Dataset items

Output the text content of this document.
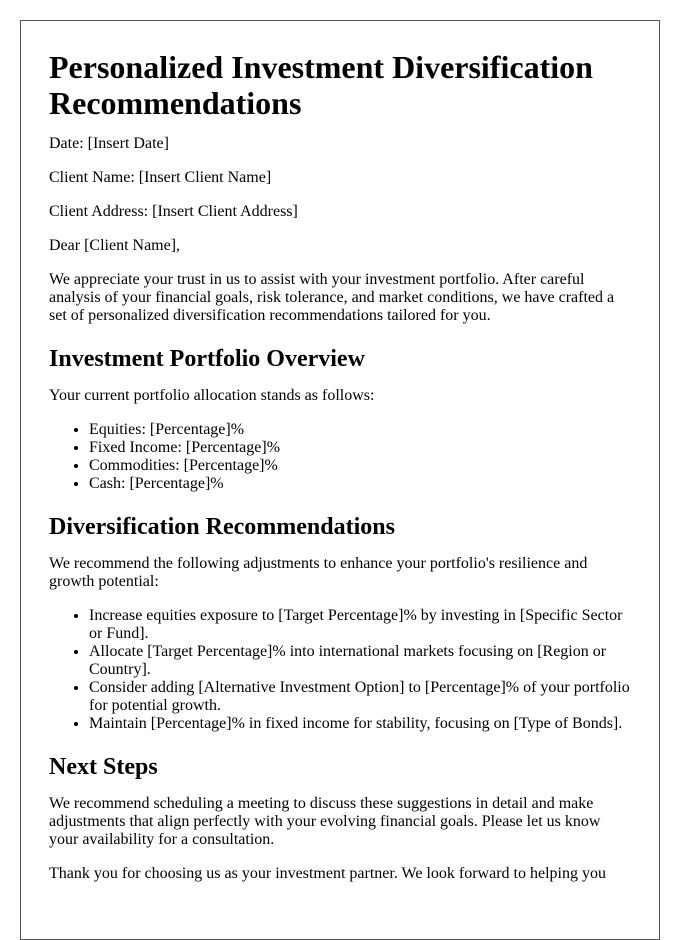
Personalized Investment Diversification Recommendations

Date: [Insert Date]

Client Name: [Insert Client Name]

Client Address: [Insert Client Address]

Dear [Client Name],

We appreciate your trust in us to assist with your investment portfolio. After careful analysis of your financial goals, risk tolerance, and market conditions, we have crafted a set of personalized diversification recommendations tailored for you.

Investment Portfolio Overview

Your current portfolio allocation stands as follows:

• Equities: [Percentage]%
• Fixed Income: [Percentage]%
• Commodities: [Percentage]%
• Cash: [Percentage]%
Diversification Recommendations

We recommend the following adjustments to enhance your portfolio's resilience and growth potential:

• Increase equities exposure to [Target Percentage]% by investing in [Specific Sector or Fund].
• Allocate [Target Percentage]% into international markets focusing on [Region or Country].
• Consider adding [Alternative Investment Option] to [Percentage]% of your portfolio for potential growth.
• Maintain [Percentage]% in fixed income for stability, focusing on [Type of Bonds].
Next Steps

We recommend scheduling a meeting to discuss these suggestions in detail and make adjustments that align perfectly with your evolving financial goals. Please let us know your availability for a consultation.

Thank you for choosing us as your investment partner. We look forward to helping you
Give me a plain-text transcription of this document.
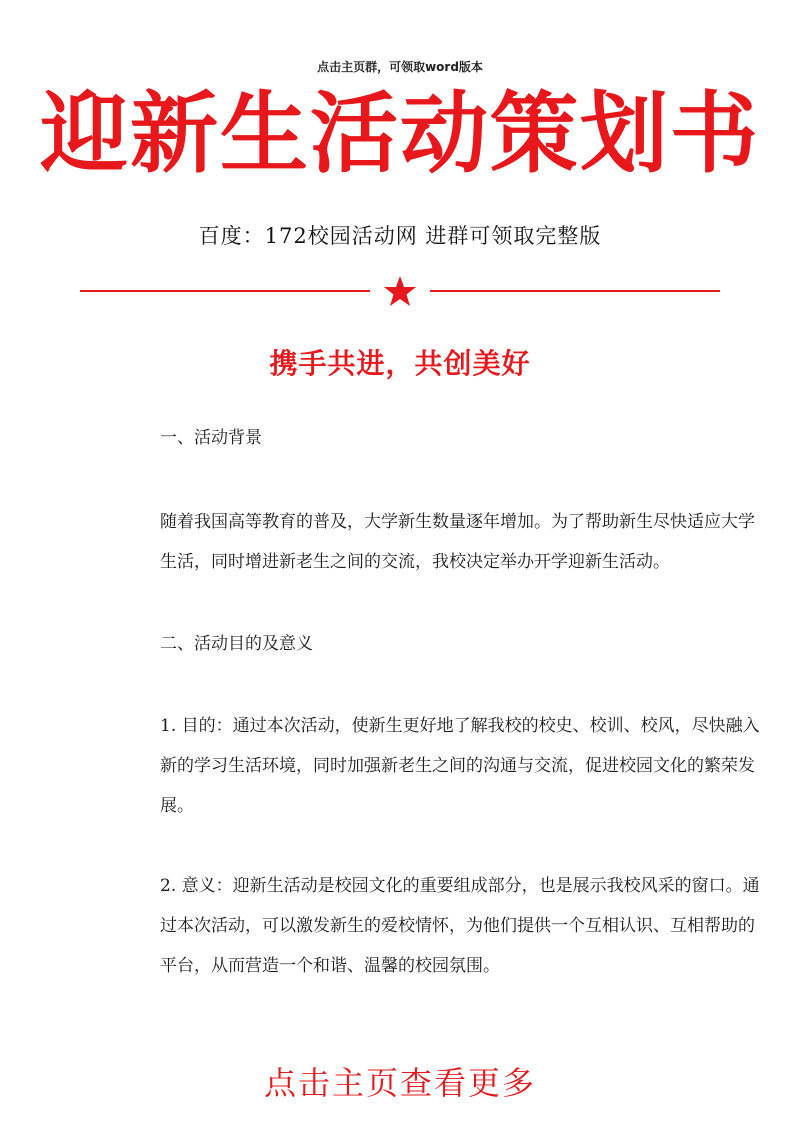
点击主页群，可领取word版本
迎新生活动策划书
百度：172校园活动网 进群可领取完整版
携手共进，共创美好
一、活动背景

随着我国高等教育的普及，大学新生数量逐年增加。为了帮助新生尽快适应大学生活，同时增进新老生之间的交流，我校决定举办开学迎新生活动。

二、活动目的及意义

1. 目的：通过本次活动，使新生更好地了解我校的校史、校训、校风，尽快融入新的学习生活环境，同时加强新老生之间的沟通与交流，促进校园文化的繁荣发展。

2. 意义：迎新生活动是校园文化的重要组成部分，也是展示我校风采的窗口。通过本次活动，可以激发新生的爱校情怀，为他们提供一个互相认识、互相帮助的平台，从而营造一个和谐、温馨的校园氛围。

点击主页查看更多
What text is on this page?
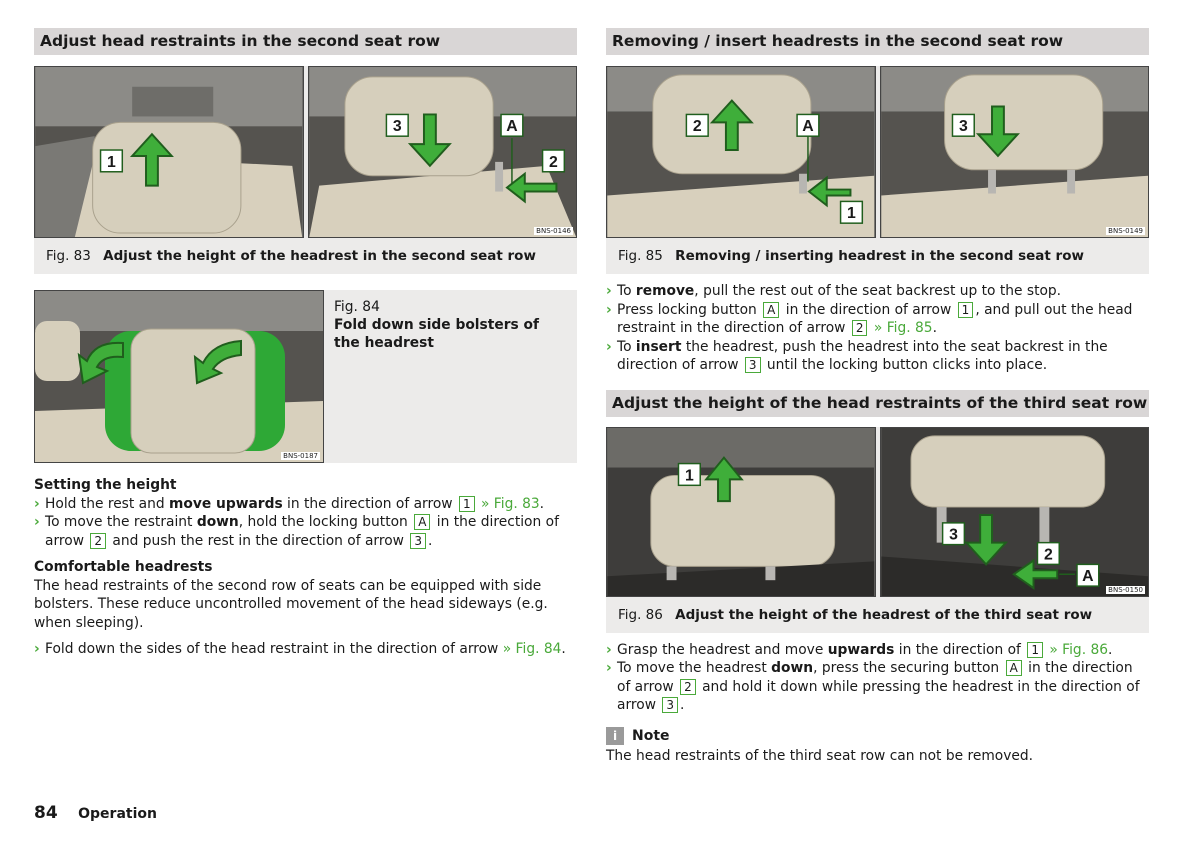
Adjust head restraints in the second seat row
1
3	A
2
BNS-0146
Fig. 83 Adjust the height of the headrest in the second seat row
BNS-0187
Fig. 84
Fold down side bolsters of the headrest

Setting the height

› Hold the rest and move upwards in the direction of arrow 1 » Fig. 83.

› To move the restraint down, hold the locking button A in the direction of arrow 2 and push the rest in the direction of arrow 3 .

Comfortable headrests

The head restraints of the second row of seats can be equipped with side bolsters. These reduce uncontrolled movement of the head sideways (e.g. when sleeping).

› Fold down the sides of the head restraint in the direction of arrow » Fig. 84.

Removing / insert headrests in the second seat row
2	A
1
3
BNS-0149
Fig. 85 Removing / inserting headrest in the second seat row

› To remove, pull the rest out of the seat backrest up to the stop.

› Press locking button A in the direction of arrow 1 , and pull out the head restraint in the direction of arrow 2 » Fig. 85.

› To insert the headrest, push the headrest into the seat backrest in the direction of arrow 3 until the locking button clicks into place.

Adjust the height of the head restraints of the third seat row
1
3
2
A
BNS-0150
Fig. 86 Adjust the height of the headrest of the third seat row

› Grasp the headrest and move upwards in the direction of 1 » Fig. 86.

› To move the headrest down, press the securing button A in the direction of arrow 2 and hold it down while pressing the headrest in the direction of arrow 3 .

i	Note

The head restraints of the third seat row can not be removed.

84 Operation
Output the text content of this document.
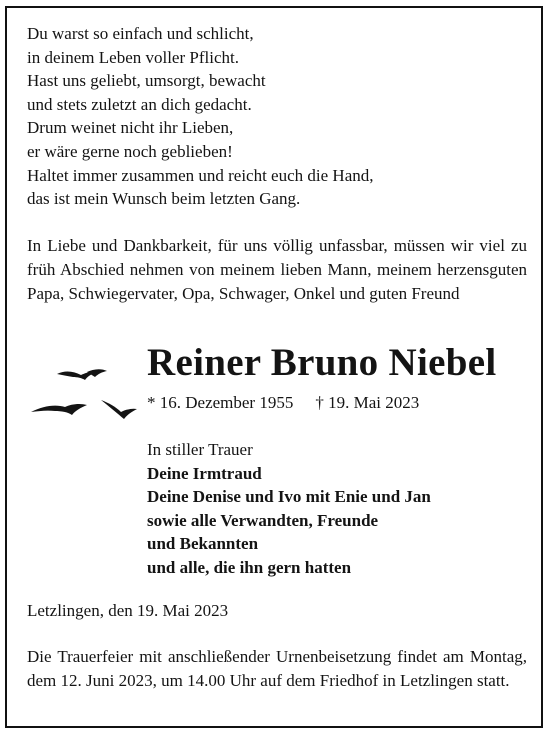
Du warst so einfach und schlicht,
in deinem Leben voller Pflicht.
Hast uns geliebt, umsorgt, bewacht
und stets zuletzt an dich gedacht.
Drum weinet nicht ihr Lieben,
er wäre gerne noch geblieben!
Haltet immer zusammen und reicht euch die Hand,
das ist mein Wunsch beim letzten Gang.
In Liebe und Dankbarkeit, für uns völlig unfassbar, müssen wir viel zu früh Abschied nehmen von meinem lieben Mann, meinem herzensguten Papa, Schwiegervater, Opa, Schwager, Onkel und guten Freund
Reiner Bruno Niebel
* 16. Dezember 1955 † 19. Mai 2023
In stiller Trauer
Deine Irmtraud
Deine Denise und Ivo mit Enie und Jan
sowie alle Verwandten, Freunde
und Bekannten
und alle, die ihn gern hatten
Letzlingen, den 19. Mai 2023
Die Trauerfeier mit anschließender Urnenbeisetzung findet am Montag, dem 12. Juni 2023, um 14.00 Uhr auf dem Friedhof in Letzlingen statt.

**Required task:** Using the records above, pull out each line where the word "Name" occurs.

**Solution for this task:**
Client Name: [Insert Client Name]
Dear [Client Name],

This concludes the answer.